Reproduce exactly the lines from the one containing "Output the text content of this document." through the end of the entries, including both. Drop the pictures.

[start of INPUT DATA]

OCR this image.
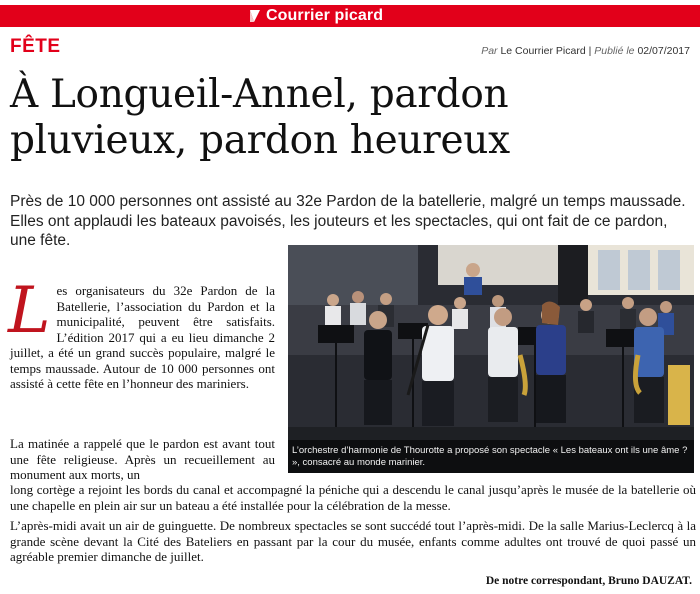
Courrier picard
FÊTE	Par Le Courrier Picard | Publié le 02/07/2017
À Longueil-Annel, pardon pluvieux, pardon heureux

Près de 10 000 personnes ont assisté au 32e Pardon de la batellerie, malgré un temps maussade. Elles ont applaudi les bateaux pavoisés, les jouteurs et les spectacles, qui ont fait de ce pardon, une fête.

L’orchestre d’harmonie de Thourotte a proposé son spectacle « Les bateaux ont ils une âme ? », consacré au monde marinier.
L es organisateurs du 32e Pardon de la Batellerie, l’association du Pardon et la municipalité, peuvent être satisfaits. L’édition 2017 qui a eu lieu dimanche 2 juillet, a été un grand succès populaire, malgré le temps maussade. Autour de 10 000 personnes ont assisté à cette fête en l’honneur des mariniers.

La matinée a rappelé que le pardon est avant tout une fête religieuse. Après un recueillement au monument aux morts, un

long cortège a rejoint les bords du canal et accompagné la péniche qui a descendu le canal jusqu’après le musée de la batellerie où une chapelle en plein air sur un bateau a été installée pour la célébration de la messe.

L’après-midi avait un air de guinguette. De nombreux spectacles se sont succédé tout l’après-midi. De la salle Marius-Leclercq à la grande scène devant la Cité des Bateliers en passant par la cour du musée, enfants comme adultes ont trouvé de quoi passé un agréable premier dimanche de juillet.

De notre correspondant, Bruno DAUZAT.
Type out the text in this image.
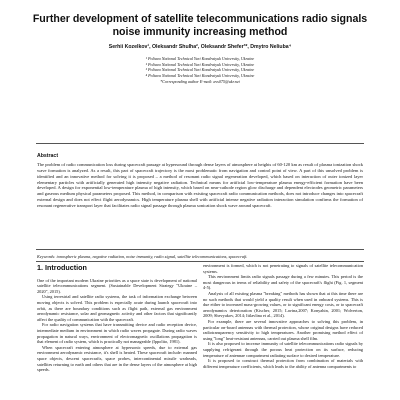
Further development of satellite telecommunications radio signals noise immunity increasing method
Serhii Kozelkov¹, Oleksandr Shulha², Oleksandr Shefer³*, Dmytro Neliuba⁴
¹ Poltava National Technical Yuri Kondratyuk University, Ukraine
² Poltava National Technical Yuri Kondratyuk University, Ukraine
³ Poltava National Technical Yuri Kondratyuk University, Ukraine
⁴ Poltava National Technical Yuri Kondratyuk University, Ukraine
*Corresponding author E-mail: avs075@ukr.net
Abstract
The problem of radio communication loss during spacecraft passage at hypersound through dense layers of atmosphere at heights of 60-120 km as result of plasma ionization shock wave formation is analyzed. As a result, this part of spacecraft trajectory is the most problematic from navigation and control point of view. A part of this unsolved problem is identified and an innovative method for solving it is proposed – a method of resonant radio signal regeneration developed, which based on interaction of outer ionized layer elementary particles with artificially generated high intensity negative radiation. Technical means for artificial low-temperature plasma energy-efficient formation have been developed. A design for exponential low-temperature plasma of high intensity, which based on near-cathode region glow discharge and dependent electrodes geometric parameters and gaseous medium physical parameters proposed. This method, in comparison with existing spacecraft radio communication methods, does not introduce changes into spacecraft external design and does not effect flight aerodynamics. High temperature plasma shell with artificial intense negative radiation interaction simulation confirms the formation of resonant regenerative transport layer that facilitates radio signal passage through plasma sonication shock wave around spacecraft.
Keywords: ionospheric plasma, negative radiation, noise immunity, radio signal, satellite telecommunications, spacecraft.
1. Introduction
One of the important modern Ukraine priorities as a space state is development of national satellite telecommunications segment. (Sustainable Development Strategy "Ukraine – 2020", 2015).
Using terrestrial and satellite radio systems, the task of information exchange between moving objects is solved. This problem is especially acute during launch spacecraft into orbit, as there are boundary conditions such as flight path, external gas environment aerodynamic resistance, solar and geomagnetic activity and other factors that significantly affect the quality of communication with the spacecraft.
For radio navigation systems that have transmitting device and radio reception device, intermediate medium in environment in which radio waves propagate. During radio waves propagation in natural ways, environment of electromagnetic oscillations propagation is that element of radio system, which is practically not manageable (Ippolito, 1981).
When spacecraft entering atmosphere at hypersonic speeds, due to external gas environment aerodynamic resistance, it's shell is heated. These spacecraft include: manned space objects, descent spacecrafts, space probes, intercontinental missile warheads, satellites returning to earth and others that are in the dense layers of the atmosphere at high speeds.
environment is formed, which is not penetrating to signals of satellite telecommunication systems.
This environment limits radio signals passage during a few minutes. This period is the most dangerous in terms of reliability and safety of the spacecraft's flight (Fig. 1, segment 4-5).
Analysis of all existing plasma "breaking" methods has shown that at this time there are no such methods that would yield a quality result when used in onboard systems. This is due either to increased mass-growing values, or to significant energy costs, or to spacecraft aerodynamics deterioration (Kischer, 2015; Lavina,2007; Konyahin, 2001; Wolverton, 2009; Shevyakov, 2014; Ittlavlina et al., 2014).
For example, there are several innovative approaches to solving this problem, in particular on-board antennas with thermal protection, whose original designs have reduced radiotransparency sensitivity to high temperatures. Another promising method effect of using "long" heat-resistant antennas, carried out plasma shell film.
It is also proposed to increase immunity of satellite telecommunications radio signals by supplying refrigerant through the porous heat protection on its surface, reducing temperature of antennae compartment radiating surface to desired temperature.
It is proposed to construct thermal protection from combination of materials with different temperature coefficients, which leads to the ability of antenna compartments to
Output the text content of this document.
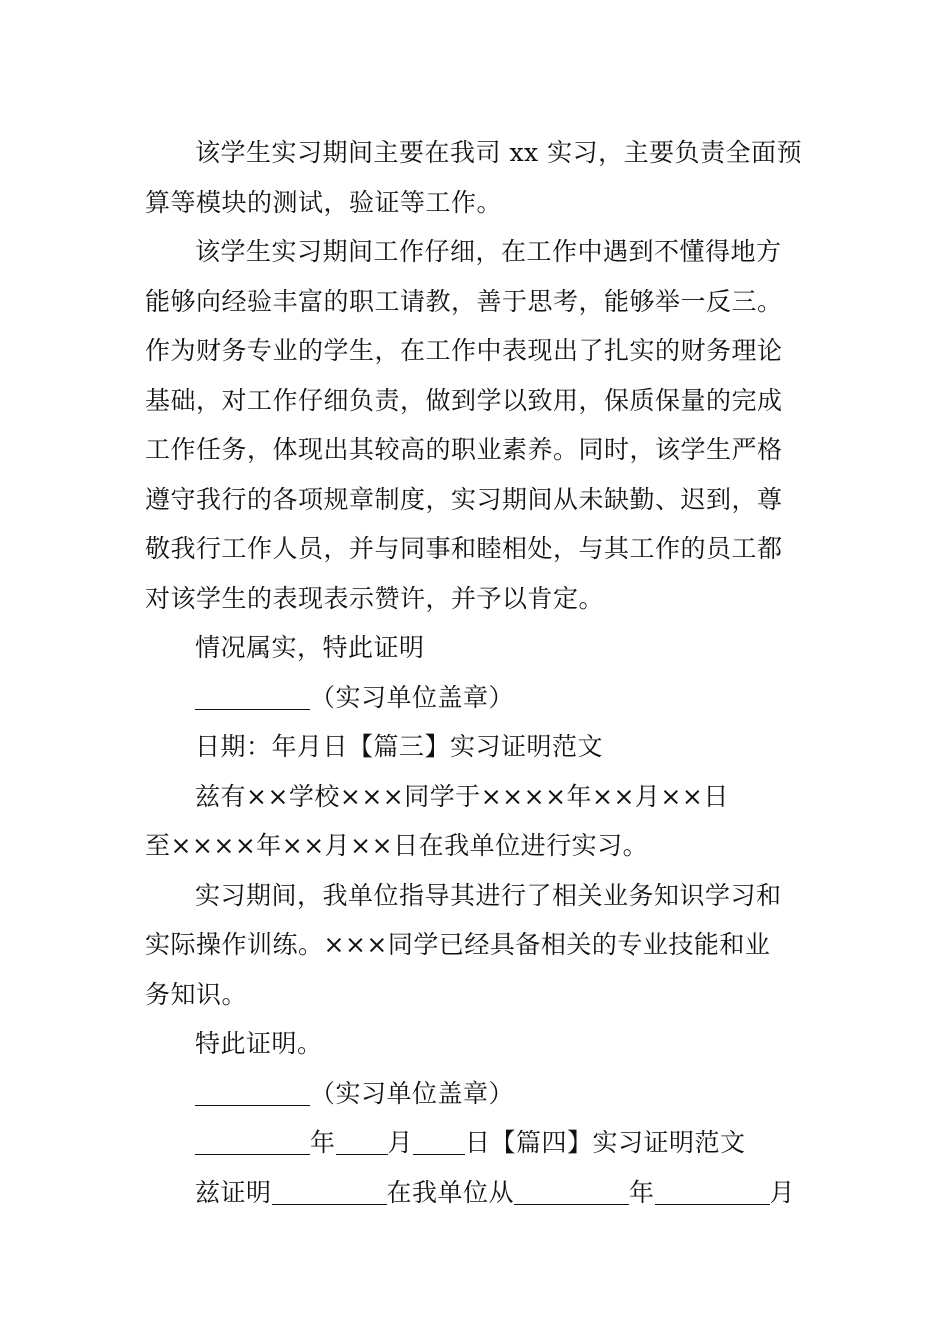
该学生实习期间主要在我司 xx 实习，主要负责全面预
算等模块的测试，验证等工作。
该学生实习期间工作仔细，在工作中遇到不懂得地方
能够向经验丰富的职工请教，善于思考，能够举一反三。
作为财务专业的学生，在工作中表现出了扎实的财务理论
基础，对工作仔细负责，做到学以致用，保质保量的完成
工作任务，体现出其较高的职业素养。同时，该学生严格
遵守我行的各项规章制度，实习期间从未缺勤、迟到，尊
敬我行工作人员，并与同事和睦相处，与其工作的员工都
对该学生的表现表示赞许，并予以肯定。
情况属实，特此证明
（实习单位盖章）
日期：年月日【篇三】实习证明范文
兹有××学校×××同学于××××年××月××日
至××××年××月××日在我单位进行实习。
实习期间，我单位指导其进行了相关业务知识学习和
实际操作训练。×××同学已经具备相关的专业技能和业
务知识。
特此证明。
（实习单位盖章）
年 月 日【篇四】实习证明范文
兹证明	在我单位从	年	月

[end of INPUT DATA]

▶ [WRITTEN SOLUTION]
Output the text content of this document.
该学生实习期间主要在我司 xx 实习，主要负责全面预
算等模块的测试，验证等工作。
该学生实习期间工作仔细，在工作中遇到不懂得地方
能够向经验丰富的职工请教，善于思考，能够举一反三。
作为财务专业的学生，在工作中表现出了扎实的财务理论
基础，对工作仔细负责，做到学以致用，保质保量的完成
工作任务，体现出其较高的职业素养。同时，该学生严格
遵守我行的各项规章制度，实习期间从未缺勤、迟到，尊
敬我行工作人员，并与同事和睦相处，与其工作的员工都
对该学生的表现表示赞许，并予以肯定。
情况属实，特此证明
（实习单位盖章）
日期：年月日【篇三】实习证明范文
兹有××学校×××同学于××××年××月××日
至××××年××月××日在我单位进行实习。
实习期间，我单位指导其进行了相关业务知识学习和
实际操作训练。×××同学已经具备相关的专业技能和业
务知识。
特此证明。
（实习单位盖章）
年 月 日【篇四】实习证明范文
兹证明	在我单位从	年	月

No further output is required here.